- WORK TO BE COMPLETED -
State only the count of lines in the listing below that hold "narrator".

- MATERIAL FOR THE TASK -
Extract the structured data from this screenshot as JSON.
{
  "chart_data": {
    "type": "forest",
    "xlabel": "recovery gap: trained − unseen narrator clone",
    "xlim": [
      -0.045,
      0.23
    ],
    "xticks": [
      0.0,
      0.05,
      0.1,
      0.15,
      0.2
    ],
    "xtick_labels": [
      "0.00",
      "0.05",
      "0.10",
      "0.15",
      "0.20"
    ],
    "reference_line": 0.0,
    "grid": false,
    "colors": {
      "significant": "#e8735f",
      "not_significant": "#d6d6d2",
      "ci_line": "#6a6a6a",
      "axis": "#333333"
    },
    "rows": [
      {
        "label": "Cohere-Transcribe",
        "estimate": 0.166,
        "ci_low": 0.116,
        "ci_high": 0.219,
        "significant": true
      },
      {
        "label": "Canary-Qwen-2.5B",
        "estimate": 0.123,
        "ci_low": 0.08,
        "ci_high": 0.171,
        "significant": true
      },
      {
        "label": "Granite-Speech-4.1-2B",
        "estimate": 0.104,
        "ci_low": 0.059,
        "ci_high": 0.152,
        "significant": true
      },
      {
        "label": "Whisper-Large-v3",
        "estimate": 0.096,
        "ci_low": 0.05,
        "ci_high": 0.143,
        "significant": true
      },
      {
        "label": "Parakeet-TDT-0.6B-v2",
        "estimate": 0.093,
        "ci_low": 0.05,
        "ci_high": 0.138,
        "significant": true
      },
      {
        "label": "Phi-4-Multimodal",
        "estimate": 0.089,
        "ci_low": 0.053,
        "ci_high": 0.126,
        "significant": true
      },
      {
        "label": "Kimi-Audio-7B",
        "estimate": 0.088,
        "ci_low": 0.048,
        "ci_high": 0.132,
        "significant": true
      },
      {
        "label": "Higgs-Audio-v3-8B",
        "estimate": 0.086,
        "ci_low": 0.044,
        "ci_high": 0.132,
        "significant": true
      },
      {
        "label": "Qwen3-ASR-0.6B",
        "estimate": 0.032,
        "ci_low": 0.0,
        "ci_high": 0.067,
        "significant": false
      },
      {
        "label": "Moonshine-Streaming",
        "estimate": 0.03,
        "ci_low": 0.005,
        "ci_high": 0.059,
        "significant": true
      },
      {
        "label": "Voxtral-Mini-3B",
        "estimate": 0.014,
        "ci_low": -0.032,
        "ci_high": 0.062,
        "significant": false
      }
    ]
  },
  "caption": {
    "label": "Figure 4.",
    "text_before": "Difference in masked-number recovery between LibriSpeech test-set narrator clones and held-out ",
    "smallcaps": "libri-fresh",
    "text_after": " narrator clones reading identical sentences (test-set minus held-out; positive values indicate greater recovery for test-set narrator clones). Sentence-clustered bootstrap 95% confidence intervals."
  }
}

- ANSWER -
3